▸ **DO THIS**: Determine the number of lines holding the word "yellow"; answer with that number only.

Extracts from a graphics dataset
# # # # #
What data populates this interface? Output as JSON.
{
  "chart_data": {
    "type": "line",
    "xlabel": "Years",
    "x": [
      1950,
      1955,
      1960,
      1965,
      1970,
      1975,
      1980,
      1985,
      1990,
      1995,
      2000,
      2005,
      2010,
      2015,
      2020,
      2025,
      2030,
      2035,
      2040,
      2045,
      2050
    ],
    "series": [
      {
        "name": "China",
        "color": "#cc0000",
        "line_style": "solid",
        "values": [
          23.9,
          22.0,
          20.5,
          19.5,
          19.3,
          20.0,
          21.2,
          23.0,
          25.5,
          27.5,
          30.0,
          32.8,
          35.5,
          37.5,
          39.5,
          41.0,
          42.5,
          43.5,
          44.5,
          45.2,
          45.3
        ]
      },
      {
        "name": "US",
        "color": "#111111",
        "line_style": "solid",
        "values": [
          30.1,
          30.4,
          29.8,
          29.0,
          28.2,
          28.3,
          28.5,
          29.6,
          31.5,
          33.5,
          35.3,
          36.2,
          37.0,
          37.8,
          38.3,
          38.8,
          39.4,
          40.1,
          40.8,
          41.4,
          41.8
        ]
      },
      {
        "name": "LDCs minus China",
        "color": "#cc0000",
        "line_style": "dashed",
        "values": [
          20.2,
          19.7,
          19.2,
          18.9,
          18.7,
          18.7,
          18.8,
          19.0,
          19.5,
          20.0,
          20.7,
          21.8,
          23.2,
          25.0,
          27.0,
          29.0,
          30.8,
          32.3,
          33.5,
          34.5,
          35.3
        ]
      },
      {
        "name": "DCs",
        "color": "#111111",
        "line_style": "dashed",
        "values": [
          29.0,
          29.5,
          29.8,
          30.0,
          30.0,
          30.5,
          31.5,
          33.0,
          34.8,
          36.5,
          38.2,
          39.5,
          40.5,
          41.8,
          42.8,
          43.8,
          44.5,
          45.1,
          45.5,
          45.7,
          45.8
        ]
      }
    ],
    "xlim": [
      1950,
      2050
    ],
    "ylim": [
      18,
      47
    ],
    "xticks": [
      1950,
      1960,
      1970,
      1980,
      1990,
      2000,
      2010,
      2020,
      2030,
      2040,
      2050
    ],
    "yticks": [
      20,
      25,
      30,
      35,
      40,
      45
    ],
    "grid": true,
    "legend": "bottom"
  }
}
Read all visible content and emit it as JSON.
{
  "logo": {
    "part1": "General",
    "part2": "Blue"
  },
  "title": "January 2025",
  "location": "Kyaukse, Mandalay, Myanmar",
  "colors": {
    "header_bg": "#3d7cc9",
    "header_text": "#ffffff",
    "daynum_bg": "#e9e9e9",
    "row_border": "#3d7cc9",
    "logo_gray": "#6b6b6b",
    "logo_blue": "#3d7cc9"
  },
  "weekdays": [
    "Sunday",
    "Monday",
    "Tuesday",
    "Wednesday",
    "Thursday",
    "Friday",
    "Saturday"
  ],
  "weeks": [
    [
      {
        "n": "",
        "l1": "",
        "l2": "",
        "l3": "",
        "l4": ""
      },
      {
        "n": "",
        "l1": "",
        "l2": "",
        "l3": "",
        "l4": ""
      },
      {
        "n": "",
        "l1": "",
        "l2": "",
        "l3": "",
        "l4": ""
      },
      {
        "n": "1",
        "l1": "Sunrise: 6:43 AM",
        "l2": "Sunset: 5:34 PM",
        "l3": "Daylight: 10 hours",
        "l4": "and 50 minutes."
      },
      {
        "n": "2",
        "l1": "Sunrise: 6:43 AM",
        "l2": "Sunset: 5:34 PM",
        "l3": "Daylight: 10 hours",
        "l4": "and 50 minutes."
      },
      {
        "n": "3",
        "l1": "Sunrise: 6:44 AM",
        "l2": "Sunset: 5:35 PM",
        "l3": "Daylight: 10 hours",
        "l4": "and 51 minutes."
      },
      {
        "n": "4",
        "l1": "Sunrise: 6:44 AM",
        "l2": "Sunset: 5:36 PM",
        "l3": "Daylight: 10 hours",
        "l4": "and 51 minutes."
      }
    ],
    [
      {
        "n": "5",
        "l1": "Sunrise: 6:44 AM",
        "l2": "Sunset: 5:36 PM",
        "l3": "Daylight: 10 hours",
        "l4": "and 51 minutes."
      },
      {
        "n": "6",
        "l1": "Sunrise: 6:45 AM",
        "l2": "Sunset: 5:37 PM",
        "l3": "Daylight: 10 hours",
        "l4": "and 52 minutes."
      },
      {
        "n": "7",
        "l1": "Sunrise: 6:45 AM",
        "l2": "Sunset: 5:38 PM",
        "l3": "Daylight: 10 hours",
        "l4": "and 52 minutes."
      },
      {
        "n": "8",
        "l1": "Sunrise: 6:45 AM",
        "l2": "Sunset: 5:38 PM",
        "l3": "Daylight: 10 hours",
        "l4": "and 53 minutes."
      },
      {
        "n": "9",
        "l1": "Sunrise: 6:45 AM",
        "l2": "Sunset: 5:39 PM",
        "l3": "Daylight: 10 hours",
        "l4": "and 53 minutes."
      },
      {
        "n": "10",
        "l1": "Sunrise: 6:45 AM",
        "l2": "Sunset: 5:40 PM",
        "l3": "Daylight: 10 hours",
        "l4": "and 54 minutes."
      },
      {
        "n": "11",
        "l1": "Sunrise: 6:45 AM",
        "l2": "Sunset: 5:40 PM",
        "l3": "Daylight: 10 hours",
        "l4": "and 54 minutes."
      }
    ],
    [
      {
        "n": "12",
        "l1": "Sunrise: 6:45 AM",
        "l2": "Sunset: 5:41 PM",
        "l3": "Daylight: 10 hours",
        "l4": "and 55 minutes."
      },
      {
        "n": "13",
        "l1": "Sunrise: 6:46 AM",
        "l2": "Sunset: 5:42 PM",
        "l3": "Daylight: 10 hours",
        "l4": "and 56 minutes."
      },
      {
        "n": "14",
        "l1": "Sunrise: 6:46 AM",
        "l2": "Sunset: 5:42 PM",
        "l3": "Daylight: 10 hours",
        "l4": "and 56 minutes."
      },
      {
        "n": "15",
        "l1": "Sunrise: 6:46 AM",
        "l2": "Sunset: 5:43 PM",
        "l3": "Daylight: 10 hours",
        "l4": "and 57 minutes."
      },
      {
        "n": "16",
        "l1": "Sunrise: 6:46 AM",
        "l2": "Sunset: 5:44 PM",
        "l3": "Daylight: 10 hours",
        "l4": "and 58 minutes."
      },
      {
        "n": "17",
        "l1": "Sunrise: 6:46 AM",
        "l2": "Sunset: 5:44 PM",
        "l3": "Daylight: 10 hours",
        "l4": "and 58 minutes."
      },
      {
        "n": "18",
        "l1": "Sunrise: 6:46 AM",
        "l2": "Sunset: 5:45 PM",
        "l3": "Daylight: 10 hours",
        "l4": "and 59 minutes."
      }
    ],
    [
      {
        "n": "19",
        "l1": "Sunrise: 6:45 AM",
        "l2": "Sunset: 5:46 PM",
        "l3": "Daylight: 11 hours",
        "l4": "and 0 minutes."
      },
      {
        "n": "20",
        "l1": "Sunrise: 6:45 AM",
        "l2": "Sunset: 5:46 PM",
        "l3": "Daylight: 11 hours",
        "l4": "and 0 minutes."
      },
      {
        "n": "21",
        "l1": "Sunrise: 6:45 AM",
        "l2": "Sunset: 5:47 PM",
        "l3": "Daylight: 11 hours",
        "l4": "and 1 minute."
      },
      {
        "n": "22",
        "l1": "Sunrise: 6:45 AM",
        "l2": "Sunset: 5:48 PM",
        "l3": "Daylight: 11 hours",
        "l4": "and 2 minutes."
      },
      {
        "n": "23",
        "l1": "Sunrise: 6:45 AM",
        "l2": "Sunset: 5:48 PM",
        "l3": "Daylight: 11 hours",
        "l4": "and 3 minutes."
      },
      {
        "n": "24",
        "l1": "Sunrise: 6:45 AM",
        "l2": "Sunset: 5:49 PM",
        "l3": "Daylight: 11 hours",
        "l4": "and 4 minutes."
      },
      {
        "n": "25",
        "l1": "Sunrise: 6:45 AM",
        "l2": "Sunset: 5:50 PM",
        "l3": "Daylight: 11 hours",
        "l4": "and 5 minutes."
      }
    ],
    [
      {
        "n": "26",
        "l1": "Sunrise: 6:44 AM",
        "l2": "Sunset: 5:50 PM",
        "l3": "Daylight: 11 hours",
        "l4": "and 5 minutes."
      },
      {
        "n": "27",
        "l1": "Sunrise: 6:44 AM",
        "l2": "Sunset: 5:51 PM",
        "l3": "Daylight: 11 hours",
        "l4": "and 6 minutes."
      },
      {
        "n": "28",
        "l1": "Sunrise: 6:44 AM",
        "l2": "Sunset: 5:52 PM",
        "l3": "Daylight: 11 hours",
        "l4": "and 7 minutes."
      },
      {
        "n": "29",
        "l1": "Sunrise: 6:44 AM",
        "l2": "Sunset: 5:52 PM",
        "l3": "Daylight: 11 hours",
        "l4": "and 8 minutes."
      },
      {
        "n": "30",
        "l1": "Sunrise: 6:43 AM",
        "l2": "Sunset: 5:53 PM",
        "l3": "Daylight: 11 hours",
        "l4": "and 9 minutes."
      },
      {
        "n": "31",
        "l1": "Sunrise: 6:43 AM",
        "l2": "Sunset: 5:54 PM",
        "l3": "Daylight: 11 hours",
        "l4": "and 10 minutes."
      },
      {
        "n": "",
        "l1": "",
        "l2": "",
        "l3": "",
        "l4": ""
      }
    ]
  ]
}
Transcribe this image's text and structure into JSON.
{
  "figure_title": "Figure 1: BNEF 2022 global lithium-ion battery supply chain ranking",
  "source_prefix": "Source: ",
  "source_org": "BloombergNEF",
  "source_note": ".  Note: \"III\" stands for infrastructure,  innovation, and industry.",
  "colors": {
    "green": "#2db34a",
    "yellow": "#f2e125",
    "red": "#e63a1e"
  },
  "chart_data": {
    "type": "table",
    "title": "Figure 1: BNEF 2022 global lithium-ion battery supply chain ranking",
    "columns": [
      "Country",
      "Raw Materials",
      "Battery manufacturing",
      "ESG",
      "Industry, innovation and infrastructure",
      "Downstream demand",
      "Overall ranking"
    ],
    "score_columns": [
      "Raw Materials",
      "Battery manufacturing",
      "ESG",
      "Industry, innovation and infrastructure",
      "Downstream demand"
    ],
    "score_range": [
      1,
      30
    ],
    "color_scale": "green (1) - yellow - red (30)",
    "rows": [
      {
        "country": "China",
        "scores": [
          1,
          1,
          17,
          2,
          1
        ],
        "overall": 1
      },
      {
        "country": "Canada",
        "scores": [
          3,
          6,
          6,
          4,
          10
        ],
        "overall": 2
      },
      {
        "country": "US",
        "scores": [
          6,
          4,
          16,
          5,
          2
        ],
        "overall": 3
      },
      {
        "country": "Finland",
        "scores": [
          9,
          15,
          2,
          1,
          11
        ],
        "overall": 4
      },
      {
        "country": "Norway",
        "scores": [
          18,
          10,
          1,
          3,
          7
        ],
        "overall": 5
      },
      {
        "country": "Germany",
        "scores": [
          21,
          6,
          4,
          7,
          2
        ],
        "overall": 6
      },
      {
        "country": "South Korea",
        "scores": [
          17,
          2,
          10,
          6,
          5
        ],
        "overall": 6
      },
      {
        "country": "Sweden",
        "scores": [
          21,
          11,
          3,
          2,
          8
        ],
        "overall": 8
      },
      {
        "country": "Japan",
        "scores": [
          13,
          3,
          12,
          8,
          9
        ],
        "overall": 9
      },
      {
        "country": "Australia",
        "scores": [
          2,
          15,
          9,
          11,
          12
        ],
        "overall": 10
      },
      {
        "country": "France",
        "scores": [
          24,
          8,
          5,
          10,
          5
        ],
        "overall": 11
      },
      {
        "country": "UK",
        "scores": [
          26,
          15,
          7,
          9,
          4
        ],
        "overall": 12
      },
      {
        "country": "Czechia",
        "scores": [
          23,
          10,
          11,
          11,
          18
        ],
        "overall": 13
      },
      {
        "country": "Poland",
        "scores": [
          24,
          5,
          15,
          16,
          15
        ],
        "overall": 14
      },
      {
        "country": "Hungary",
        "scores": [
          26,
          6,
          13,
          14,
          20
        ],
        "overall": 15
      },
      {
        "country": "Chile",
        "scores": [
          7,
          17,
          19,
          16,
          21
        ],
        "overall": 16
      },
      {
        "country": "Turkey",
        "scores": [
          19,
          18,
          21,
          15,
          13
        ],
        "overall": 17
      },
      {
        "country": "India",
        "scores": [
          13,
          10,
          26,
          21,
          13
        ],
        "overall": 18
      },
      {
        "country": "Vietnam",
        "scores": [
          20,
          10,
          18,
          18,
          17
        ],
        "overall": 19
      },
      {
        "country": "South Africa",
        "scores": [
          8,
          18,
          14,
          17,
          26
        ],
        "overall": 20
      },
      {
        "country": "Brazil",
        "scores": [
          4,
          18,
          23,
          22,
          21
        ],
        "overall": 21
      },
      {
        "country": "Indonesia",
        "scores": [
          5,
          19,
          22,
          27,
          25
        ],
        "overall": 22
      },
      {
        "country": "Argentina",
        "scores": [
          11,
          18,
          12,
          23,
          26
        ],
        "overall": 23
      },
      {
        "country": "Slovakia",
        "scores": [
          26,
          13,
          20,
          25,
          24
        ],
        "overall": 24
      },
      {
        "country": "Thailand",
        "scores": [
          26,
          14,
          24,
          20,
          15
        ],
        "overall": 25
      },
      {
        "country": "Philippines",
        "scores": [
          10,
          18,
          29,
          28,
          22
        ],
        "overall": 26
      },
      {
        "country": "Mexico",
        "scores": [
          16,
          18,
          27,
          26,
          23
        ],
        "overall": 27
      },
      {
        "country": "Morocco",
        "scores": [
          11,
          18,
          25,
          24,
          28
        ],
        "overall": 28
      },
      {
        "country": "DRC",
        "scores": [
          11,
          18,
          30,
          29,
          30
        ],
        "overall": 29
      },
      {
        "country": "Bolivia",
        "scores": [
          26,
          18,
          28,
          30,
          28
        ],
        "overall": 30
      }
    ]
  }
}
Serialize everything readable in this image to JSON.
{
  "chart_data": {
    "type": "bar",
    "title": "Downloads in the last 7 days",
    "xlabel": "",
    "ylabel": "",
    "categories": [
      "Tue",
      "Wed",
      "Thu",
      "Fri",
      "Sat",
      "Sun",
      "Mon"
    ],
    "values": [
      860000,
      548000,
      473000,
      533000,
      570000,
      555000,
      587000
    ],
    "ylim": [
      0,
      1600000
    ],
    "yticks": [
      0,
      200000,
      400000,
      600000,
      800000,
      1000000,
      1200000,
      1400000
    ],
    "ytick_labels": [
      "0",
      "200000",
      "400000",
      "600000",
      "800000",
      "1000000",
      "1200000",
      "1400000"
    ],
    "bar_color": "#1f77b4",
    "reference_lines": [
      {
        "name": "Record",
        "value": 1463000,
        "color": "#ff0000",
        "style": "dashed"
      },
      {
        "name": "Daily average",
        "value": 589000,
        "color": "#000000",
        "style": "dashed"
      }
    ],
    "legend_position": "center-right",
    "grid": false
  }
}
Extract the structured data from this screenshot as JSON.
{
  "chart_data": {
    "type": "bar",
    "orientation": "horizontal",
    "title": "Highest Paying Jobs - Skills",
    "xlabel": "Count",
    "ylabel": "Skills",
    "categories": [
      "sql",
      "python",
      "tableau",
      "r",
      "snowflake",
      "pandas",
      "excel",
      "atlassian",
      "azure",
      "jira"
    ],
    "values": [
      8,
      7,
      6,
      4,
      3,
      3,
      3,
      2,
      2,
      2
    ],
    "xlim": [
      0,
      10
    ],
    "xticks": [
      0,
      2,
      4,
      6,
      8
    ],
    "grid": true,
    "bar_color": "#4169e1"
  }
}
# # # # #
▸ **OUTPUT OF THE TASK**: 2